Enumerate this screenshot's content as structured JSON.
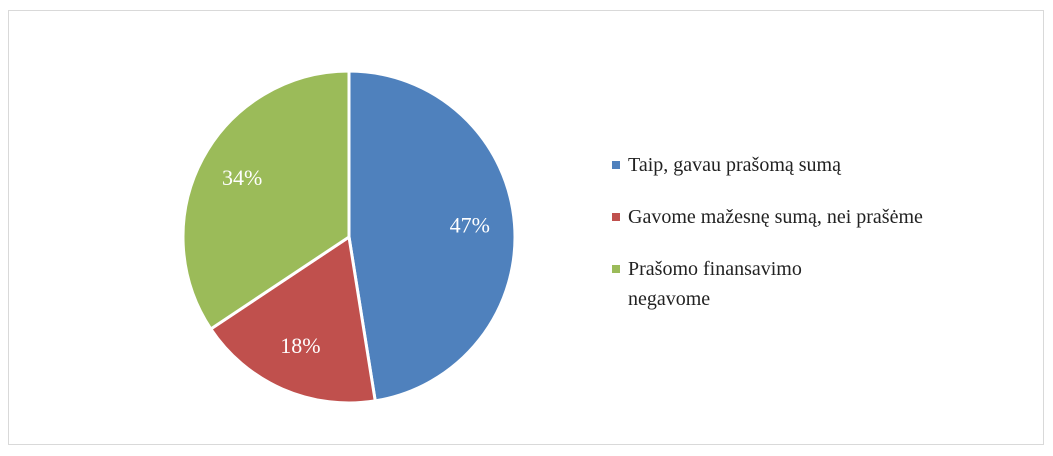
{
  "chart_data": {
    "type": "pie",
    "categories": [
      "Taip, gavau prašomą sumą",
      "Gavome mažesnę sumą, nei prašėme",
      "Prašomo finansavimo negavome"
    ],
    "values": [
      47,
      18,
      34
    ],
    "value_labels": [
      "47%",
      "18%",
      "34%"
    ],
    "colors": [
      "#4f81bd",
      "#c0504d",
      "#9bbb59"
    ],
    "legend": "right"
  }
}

------

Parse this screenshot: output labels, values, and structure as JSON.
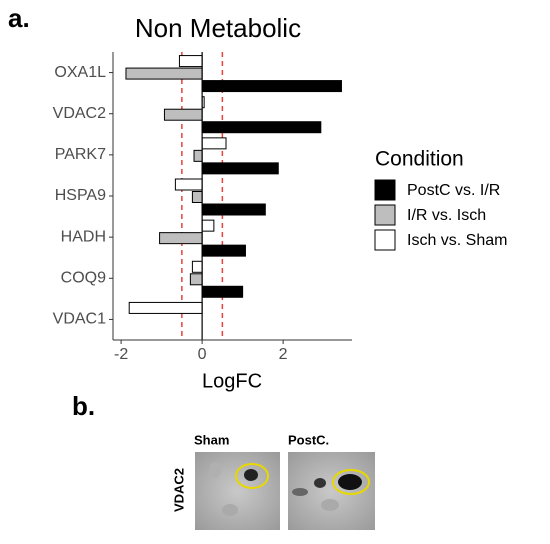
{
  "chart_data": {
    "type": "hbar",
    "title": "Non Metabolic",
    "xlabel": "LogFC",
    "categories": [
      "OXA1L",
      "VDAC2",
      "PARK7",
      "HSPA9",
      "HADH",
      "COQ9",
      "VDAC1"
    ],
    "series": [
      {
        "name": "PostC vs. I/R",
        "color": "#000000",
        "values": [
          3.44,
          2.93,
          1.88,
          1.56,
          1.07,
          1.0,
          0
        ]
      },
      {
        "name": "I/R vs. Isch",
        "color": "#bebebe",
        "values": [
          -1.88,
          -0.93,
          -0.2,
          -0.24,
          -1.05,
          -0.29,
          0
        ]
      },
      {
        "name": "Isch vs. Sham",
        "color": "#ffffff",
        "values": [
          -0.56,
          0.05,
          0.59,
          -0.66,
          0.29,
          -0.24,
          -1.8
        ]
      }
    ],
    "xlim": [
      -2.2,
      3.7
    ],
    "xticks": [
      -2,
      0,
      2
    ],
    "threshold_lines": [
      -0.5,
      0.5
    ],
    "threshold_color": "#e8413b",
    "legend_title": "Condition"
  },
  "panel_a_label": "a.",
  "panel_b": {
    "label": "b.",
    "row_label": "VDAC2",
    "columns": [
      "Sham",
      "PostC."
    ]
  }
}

------

## INSTRUCTIONS FOR THE TASK:
From the listing above, collect each line in which the string "name" appears.

## ANSWER FOR THIS EXERCISE:
        "name": "PostC vs. I/R",
        "name": "I/R vs. Isch",
        "name": "Isch vs. Sham",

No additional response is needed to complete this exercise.